** BEGIN STORED ROWS **

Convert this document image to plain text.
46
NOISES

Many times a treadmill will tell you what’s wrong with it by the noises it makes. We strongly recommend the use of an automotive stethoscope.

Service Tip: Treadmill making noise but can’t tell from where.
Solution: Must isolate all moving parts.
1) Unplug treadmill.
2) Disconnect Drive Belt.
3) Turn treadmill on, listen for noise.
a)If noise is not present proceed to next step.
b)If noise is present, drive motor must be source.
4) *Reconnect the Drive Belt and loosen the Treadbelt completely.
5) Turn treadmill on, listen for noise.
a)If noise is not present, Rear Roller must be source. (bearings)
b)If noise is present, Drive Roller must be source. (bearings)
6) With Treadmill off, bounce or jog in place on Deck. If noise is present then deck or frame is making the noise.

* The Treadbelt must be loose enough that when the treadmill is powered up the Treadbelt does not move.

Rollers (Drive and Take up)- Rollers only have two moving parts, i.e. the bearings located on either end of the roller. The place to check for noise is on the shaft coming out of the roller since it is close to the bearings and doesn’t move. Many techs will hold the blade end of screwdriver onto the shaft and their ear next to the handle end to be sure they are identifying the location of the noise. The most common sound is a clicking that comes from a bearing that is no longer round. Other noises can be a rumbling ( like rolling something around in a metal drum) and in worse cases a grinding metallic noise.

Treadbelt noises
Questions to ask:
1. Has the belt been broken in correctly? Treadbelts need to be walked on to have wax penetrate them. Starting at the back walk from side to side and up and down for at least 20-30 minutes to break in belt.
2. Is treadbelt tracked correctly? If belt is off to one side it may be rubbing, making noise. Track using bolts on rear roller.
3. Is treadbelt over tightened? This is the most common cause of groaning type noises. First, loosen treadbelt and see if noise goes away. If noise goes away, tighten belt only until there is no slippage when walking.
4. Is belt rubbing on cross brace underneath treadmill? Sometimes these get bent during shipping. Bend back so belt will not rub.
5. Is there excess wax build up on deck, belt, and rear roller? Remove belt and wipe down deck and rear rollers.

** END STORED ROWS **

● WHAT YOU HAVE TO DO: In the records above, how many lines contain the string "loosen"? State that number only.

● RESULT OF THE TASK: 2